» **Task statement**
Repeat the lines that follow, leaving nothing out.

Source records
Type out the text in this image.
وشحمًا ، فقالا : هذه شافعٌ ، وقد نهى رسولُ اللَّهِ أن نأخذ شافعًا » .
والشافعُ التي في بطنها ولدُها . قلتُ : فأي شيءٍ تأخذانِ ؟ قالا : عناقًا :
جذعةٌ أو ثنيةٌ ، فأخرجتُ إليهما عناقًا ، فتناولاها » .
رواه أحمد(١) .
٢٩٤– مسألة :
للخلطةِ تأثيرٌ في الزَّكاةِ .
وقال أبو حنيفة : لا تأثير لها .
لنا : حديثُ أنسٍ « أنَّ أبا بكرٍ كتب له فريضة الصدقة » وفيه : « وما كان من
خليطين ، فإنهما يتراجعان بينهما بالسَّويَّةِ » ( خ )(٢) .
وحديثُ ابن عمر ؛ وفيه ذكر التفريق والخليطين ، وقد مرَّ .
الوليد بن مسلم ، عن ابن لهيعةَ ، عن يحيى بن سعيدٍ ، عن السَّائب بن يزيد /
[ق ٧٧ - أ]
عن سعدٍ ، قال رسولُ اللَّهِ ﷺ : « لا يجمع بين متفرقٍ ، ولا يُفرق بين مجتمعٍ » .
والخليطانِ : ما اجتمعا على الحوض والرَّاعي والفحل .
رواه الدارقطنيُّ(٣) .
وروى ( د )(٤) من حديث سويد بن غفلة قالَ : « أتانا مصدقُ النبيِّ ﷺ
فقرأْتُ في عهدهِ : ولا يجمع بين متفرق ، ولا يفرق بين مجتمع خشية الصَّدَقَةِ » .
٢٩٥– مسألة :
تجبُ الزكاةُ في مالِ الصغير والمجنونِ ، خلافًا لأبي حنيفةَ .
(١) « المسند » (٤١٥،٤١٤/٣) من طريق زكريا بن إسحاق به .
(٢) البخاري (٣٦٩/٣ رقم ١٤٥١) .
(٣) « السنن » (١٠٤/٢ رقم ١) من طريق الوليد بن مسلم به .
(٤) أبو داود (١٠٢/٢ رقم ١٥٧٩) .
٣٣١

» **Full answer**
Type out the text in this image.
وشحمًا ، فقالا : هذه شافعٌ ، وقد نهى رسولُ اللَّهِ أن نأخذ شافعًا » .
والشافعُ التي في بطنها ولدُها . قلتُ : فأي شيءٍ تأخذانِ ؟ قالا : عناقًا :
جذعةٌ أو ثنيةٌ ، فأخرجتُ إليهما عناقًا ، فتناولاها » .
رواه أحمد(١) .
٢٩٤– مسألة :
للخلطةِ تأثيرٌ في الزَّكاةِ .
وقال أبو حنيفة : لا تأثير لها .
لنا : حديثُ أنسٍ « أنَّ أبا بكرٍ كتب له فريضة الصدقة » وفيه : « وما كان من
خليطين ، فإنهما يتراجعان بينهما بالسَّويَّةِ » ( خ )(٢) .
وحديثُ ابن عمر ؛ وفيه ذكر التفريق والخليطين ، وقد مرَّ .
الوليد بن مسلم ، عن ابن لهيعةَ ، عن يحيى بن سعيدٍ ، عن السَّائب بن يزيد /
[ق ٧٧ - أ]
عن سعدٍ ، قال رسولُ اللَّهِ ﷺ : « لا يجمع بين متفرقٍ ، ولا يُفرق بين مجتمعٍ » .
والخليطانِ : ما اجتمعا على الحوض والرَّاعي والفحل .
رواه الدارقطنيُّ(٣) .
وروى ( د )(٤) من حديث سويد بن غفلة قالَ : « أتانا مصدقُ النبيِّ ﷺ
فقرأْتُ في عهدهِ : ولا يجمع بين متفرق ، ولا يفرق بين مجتمع خشية الصَّدَقَةِ » .
٢٩٥– مسألة :
تجبُ الزكاةُ في مالِ الصغير والمجنونِ ، خلافًا لأبي حنيفةَ .
(١) « المسند » (٤١٥،٤١٤/٣) من طريق زكريا بن إسحاق به .
(٢) البخاري (٣٦٩/٣ رقم ١٤٥١) .
(٣) « السنن » (١٠٤/٢ رقم ١) من طريق الوليد بن مسلم به .
(٤) أبو داود (١٠٢/٢ رقم ١٥٧٩) .
٣٣١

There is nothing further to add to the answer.